— START OF DATASET CONTENT —

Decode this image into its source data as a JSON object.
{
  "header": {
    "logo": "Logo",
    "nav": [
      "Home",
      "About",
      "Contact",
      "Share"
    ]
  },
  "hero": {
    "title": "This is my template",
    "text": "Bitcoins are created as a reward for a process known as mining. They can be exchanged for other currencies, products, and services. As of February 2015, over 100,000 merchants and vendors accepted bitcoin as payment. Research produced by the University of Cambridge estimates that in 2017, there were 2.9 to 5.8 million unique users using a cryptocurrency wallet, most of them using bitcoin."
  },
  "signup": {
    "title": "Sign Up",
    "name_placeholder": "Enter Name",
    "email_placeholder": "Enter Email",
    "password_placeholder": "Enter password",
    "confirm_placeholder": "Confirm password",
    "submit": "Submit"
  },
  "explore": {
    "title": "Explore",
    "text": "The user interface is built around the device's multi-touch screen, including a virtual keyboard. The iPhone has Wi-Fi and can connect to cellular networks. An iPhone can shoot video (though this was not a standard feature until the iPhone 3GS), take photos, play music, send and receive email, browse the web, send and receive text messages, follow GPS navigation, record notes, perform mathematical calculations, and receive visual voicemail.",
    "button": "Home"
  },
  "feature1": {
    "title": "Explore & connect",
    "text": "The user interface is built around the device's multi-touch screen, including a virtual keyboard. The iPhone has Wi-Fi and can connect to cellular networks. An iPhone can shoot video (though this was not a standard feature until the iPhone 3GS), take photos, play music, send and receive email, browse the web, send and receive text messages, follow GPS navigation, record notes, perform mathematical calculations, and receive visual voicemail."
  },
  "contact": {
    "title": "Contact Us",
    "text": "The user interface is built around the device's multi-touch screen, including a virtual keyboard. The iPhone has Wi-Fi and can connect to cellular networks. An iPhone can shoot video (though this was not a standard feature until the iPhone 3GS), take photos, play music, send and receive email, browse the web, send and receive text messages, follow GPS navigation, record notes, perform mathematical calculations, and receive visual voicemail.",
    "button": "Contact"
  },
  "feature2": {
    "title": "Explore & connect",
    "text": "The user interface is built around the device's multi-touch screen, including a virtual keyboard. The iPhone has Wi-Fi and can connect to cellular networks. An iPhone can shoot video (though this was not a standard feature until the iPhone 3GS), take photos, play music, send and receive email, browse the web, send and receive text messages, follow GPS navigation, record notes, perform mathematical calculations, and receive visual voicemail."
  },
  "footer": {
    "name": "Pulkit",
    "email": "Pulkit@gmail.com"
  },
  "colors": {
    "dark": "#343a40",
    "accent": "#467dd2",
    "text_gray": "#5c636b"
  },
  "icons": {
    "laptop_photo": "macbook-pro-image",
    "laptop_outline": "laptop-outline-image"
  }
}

— END OF DATASET CONTENT —

> [SET TASK] Lines containing the string "title" should be counted; reply with their number and nothing more.

> [COMPLETED EXERCISE] 6